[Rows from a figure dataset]
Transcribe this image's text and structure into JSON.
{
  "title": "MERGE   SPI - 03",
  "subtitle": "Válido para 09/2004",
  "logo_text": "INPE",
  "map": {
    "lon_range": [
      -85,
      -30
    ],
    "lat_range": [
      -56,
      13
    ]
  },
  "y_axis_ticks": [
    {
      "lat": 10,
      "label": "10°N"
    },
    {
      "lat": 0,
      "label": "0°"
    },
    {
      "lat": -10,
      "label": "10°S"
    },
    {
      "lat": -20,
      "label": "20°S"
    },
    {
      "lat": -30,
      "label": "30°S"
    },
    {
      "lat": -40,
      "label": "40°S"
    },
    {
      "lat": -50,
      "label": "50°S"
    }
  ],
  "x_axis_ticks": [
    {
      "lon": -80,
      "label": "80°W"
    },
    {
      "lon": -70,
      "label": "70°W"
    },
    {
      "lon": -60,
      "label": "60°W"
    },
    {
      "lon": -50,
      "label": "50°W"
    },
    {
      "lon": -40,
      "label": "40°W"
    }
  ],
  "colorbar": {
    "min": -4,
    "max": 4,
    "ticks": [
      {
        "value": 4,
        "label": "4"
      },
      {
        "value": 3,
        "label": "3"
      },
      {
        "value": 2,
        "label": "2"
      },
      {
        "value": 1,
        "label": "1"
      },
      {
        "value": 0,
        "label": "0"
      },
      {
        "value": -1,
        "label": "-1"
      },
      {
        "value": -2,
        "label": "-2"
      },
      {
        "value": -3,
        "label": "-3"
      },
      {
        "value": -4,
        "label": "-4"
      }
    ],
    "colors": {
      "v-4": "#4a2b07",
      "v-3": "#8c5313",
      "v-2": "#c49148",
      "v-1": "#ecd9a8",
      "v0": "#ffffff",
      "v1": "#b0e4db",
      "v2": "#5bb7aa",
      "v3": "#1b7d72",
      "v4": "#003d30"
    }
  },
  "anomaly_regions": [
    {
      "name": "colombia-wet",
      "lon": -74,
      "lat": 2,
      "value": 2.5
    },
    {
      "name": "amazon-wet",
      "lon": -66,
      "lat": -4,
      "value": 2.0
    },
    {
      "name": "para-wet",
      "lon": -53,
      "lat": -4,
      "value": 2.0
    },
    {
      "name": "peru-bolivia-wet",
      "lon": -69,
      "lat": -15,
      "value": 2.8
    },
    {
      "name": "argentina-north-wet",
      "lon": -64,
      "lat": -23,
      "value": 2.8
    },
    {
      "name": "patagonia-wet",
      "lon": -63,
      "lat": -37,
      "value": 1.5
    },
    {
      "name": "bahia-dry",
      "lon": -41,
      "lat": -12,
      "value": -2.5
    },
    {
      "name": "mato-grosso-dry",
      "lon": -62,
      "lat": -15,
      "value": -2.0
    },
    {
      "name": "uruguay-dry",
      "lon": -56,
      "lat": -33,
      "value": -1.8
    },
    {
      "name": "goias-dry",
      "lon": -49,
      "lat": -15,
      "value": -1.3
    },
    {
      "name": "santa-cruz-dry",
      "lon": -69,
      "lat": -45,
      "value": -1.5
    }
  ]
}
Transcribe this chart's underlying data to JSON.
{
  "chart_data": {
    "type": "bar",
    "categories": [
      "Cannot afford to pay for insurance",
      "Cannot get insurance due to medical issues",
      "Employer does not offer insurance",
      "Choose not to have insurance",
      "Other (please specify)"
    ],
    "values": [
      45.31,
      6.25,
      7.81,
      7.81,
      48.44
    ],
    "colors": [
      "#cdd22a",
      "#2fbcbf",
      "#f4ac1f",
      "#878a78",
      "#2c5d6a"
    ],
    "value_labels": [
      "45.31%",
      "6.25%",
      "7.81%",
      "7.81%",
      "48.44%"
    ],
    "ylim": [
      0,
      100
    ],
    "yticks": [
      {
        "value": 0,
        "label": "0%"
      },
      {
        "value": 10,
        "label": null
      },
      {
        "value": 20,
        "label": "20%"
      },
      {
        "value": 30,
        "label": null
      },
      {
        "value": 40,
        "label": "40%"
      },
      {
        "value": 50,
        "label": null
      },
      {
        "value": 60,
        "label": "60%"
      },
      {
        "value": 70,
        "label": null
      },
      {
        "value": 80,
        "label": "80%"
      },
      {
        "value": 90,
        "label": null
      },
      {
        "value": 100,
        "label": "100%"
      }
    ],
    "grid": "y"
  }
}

▶ _Work to complete_
Lines from the records above that hold "insurance" are the ones to list.

▶ _Task result_
      "Cannot afford to pay for insurance",
      "Cannot get insurance due to medical issues",
      "Employer does not offer insurance",
      "Choose not to have insurance",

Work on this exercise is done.